Task requirements:
Give only the number of lines in the records that include the string "هديه".

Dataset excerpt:
+++++
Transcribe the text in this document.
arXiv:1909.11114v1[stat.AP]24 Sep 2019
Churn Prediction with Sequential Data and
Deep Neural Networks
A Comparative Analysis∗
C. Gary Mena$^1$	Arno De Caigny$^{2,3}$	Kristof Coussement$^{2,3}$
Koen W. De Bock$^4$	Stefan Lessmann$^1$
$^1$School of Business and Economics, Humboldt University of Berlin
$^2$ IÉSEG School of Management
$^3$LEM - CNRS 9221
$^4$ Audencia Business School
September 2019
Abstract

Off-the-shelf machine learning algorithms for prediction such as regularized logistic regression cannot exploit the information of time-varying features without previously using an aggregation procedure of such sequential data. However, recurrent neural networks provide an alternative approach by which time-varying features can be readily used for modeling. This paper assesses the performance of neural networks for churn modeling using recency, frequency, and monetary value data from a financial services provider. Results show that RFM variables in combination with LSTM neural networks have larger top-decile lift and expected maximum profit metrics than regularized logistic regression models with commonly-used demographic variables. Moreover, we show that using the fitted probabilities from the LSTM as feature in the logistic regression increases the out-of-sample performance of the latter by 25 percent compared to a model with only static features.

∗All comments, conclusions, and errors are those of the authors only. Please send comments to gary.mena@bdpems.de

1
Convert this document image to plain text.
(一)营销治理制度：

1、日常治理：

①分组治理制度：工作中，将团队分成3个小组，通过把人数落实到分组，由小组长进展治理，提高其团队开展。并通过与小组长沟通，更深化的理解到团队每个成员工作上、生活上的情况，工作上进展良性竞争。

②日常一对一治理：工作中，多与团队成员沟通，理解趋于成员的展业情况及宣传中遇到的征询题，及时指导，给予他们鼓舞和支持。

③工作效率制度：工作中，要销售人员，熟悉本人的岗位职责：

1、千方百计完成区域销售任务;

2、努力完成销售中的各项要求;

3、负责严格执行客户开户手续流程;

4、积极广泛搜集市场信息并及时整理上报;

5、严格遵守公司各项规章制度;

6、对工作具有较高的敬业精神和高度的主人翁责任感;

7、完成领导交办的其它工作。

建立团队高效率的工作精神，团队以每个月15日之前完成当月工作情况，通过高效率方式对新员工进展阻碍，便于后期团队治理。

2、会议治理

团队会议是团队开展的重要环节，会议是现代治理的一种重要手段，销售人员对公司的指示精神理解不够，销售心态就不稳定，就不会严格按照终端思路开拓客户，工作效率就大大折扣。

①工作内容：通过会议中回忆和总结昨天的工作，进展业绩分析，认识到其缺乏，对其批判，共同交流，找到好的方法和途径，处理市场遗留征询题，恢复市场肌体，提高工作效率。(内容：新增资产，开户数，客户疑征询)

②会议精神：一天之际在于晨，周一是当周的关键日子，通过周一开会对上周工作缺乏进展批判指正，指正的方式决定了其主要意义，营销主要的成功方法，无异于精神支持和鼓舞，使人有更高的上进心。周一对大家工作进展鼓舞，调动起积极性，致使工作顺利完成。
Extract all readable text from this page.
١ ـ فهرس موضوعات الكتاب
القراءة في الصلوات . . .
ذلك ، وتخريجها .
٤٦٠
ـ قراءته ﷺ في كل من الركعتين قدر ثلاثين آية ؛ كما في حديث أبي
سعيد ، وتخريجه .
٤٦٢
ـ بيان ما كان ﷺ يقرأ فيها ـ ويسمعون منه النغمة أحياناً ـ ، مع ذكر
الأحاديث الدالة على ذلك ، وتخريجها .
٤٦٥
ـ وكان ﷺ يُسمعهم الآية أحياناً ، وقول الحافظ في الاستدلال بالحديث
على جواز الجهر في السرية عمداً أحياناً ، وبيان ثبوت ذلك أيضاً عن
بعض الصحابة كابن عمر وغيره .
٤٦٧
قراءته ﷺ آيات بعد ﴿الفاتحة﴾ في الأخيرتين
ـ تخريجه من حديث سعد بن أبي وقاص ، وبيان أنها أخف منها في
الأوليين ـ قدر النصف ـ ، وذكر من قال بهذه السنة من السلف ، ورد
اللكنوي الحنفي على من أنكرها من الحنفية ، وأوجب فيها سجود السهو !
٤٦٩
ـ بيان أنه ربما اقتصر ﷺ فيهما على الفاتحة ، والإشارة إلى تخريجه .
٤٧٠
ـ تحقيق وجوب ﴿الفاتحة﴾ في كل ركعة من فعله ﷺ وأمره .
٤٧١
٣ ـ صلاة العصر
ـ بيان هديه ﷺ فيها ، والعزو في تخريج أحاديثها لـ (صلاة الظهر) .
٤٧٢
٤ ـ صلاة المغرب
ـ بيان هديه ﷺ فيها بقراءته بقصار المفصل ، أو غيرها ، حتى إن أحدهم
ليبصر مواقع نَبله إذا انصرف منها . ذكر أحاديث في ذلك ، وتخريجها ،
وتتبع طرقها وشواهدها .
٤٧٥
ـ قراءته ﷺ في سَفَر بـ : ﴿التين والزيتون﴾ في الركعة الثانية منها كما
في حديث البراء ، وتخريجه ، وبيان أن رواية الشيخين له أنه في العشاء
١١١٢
+++++
Solution to this task:
2